Given task :: Gather, from the listing beneath this task, every line holding the string "name".

Excerpts from a figure dataset
┄┄┄┄┄┄
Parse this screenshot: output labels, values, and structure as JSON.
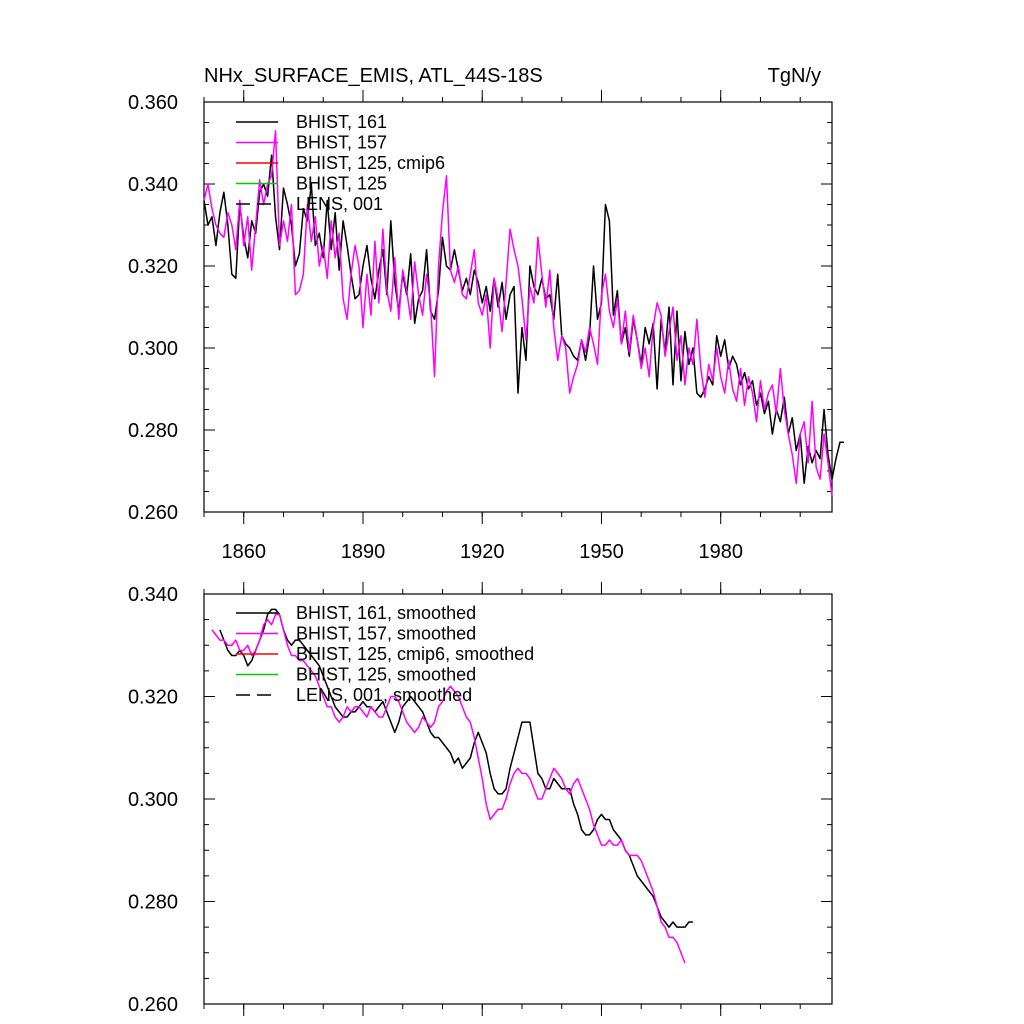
{
  "figure": {
    "title_left": "NHx_SURFACE_EMIS, ATL_44S-18S",
    "title_right": "TgN/y"
  },
  "chart_data": [
    {
      "type": "line",
      "title": "NHx_SURFACE_EMIS, ATL_44S-18S",
      "units": "TgN/y",
      "xlim": [
        1850,
        2008
      ],
      "ylim": [
        0.26,
        0.36
      ],
      "xticks": [
        1860,
        1890,
        1920,
        1950,
        1980
      ],
      "yticks": [
        0.26,
        0.28,
        0.3,
        0.32,
        0.34,
        0.36
      ],
      "ytick_labels": [
        "0.260",
        "0.280",
        "0.300",
        "0.320",
        "0.340",
        "0.360"
      ],
      "legend_position": "top-left",
      "legend": [
        {
          "label": "BHIST, 161",
          "color": "#000000",
          "dash": "solid"
        },
        {
          "label": "BHIST, 157",
          "color": "#ff00ff",
          "dash": "solid"
        },
        {
          "label": "BHIST, 125, cmip6",
          "color": "#ff0000",
          "dash": "solid"
        },
        {
          "label": "BHIST, 125",
          "color": "#00cc00",
          "dash": "solid"
        },
        {
          "label": "LENS, 001",
          "color": "#000000",
          "dash": "dashed"
        }
      ],
      "series": [
        {
          "name": "BHIST, 161",
          "color": "#000000",
          "x_start": 1850,
          "x_step": 1,
          "values": [
            0.336,
            0.33,
            0.332,
            0.325,
            0.333,
            0.338,
            0.33,
            0.318,
            0.317,
            0.335,
            0.327,
            0.322,
            0.331,
            0.328,
            0.338,
            0.34,
            0.337,
            0.347,
            0.332,
            0.324,
            0.339,
            0.335,
            0.33,
            0.32,
            0.323,
            0.334,
            0.331,
            0.34,
            0.325,
            0.328,
            0.322,
            0.336,
            0.324,
            0.333,
            0.319,
            0.331,
            0.325,
            0.318,
            0.312,
            0.313,
            0.32,
            0.325,
            0.317,
            0.312,
            0.319,
            0.324,
            0.313,
            0.331,
            0.316,
            0.309,
            0.318,
            0.313,
            0.323,
            0.306,
            0.312,
            0.314,
            0.324,
            0.309,
            0.307,
            0.314,
            0.327,
            0.32,
            0.319,
            0.324,
            0.319,
            0.314,
            0.317,
            0.313,
            0.319,
            0.316,
            0.311,
            0.315,
            0.309,
            0.317,
            0.31,
            0.316,
            0.307,
            0.313,
            0.315,
            0.289,
            0.305,
            0.297,
            0.32,
            0.315,
            0.313,
            0.317,
            0.312,
            0.313,
            0.307,
            0.318,
            0.303,
            0.301,
            0.3,
            0.298,
            0.297,
            0.302,
            0.297,
            0.303,
            0.32,
            0.307,
            0.311,
            0.335,
            0.331,
            0.308,
            0.314,
            0.301,
            0.305,
            0.298,
            0.307,
            0.302,
            0.296,
            0.305,
            0.301,
            0.306,
            0.29,
            0.307,
            0.299,
            0.31,
            0.291,
            0.309,
            0.292,
            0.304,
            0.296,
            0.3,
            0.289,
            0.288,
            0.29,
            0.293,
            0.291,
            0.303,
            0.298,
            0.302,
            0.295,
            0.298,
            0.296,
            0.291,
            0.294,
            0.29,
            0.292,
            0.286,
            0.289,
            0.284,
            0.287,
            0.279,
            0.285,
            0.282,
            0.288,
            0.279,
            0.283,
            0.275,
            0.279,
            0.267,
            0.276,
            0.272,
            0.275,
            0.273,
            0.285,
            0.274,
            0.268,
            0.273,
            0.277,
            0.277
          ]
        },
        {
          "name": "BHIST, 157",
          "color": "#ff00ff",
          "x_start": 1850,
          "x_step": 1,
          "values": [
            0.336,
            0.34,
            0.334,
            0.33,
            0.328,
            0.327,
            0.333,
            0.33,
            0.324,
            0.336,
            0.325,
            0.332,
            0.319,
            0.33,
            0.341,
            0.335,
            0.34,
            0.342,
            0.353,
            0.325,
            0.331,
            0.326,
            0.335,
            0.313,
            0.314,
            0.318,
            0.335,
            0.326,
            0.332,
            0.32,
            0.325,
            0.317,
            0.331,
            0.322,
            0.328,
            0.312,
            0.307,
            0.318,
            0.325,
            0.32,
            0.305,
            0.318,
            0.308,
            0.326,
            0.311,
            0.329,
            0.314,
            0.309,
            0.322,
            0.307,
            0.319,
            0.314,
            0.307,
            0.321,
            0.313,
            0.308,
            0.318,
            0.311,
            0.293,
            0.32,
            0.333,
            0.342,
            0.319,
            0.316,
            0.32,
            0.313,
            0.312,
            0.318,
            0.324,
            0.311,
            0.308,
            0.313,
            0.3,
            0.317,
            0.312,
            0.304,
            0.316,
            0.329,
            0.324,
            0.32,
            0.312,
            0.302,
            0.315,
            0.311,
            0.327,
            0.318,
            0.31,
            0.319,
            0.305,
            0.297,
            0.303,
            0.3,
            0.289,
            0.293,
            0.296,
            0.302,
            0.299,
            0.305,
            0.301,
            0.296,
            0.313,
            0.318,
            0.309,
            0.305,
            0.312,
            0.301,
            0.309,
            0.299,
            0.308,
            0.302,
            0.295,
            0.3,
            0.293,
            0.305,
            0.311,
            0.308,
            0.298,
            0.304,
            0.31,
            0.297,
            0.303,
            0.291,
            0.3,
            0.296,
            0.307,
            0.295,
            0.288,
            0.296,
            0.292,
            0.3,
            0.293,
            0.289,
            0.297,
            0.29,
            0.287,
            0.295,
            0.286,
            0.293,
            0.289,
            0.282,
            0.292,
            0.285,
            0.289,
            0.291,
            0.284,
            0.295,
            0.285,
            0.279,
            0.274,
            0.267,
            0.279,
            0.282,
            0.272,
            0.287,
            0.271,
            0.268,
            0.279,
            0.272,
            0.264
          ]
        }
      ]
    },
    {
      "type": "line",
      "xlim": [
        1850,
        2008
      ],
      "ylim": [
        0.26,
        0.34
      ],
      "xticks": [
        1860,
        1890,
        1920,
        1950,
        1980
      ],
      "yticks": [
        0.26,
        0.28,
        0.3,
        0.32,
        0.34
      ],
      "ytick_labels": [
        "0.260",
        "0.280",
        "0.300",
        "0.320",
        "0.340"
      ],
      "legend_position": "top-left",
      "legend": [
        {
          "label": "BHIST, 161, smoothed",
          "color": "#000000",
          "dash": "solid"
        },
        {
          "label": "BHIST, 157, smoothed",
          "color": "#ff00ff",
          "dash": "solid"
        },
        {
          "label": "BHIST, 125, cmip6, smoothed",
          "color": "#ff0000",
          "dash": "solid"
        },
        {
          "label": "BHIST, 125, smoothed",
          "color": "#00cc00",
          "dash": "solid"
        },
        {
          "label": "LENS, 001, smoothed",
          "color": "#000000",
          "dash": "dashed"
        }
      ],
      "series": [
        {
          "name": "BHIST, 161, smoothed",
          "color": "#000000",
          "x_start": 1854,
          "x_step": 1,
          "values": [
            0.333,
            0.331,
            0.329,
            0.328,
            0.328,
            0.329,
            0.328,
            0.326,
            0.327,
            0.329,
            0.331,
            0.333,
            0.336,
            0.337,
            0.337,
            0.336,
            0.333,
            0.331,
            0.33,
            0.331,
            0.331,
            0.33,
            0.329,
            0.328,
            0.327,
            0.326,
            0.324,
            0.322,
            0.32,
            0.318,
            0.317,
            0.316,
            0.316,
            0.317,
            0.317,
            0.318,
            0.319,
            0.318,
            0.318,
            0.317,
            0.318,
            0.319,
            0.317,
            0.315,
            0.313,
            0.315,
            0.318,
            0.319,
            0.32,
            0.319,
            0.318,
            0.317,
            0.315,
            0.313,
            0.312,
            0.312,
            0.311,
            0.31,
            0.309,
            0.307,
            0.308,
            0.306,
            0.307,
            0.308,
            0.311,
            0.313,
            0.311,
            0.309,
            0.305,
            0.302,
            0.301,
            0.301,
            0.302,
            0.306,
            0.309,
            0.312,
            0.315,
            0.315,
            0.315,
            0.31,
            0.305,
            0.304,
            0.302,
            0.302,
            0.304,
            0.303,
            0.302,
            0.302,
            0.302,
            0.299,
            0.297,
            0.294,
            0.293,
            0.293,
            0.294,
            0.296,
            0.297,
            0.296,
            0.296,
            0.294,
            0.293,
            0.292,
            0.29,
            0.289,
            0.287,
            0.285,
            0.284,
            0.283,
            0.282,
            0.281,
            0.279,
            0.277,
            0.276,
            0.275,
            0.276,
            0.275,
            0.275,
            0.275,
            0.276,
            0.276
          ]
        },
        {
          "name": "BHIST, 157, smoothed",
          "color": "#ff00ff",
          "x_start": 1852,
          "x_step": 1,
          "values": [
            0.333,
            0.332,
            0.331,
            0.331,
            0.33,
            0.33,
            0.331,
            0.329,
            0.329,
            0.33,
            0.328,
            0.329,
            0.331,
            0.334,
            0.335,
            0.334,
            0.336,
            0.336,
            0.333,
            0.33,
            0.328,
            0.328,
            0.327,
            0.327,
            0.326,
            0.325,
            0.324,
            0.322,
            0.32,
            0.318,
            0.318,
            0.316,
            0.315,
            0.316,
            0.318,
            0.317,
            0.318,
            0.318,
            0.317,
            0.316,
            0.318,
            0.317,
            0.316,
            0.316,
            0.318,
            0.32,
            0.32,
            0.319,
            0.317,
            0.315,
            0.314,
            0.313,
            0.314,
            0.316,
            0.315,
            0.314,
            0.315,
            0.318,
            0.319,
            0.321,
            0.322,
            0.321,
            0.32,
            0.318,
            0.316,
            0.315,
            0.312,
            0.308,
            0.304,
            0.299,
            0.296,
            0.297,
            0.298,
            0.298,
            0.3,
            0.303,
            0.305,
            0.306,
            0.305,
            0.305,
            0.304,
            0.302,
            0.3,
            0.3,
            0.302,
            0.304,
            0.306,
            0.305,
            0.304,
            0.302,
            0.301,
            0.303,
            0.304,
            0.302,
            0.3,
            0.298,
            0.295,
            0.293,
            0.291,
            0.291,
            0.292,
            0.291,
            0.291,
            0.292,
            0.29,
            0.289,
            0.289,
            0.289,
            0.288,
            0.286,
            0.284,
            0.282,
            0.279,
            0.276,
            0.275,
            0.273,
            0.273,
            0.272,
            0.27,
            0.268
          ]
        }
      ]
    }
  ]
}
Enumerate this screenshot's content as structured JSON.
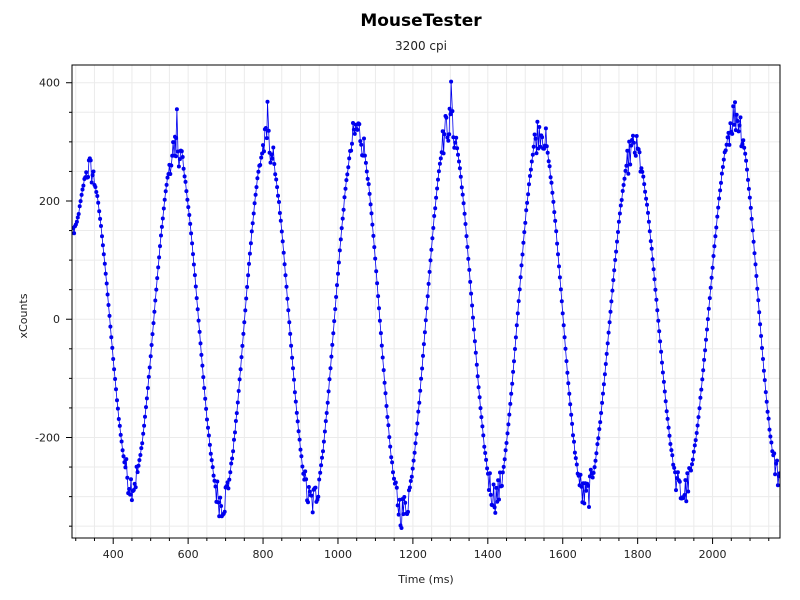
┄┄┄┄┄┄
Response for this exercise ::
          "name": "BHIST, 161",
          "name": "BHIST, 157",
          "name": "BHIST, 161, smoothed",
          "name": "BHIST, 157, smoothed",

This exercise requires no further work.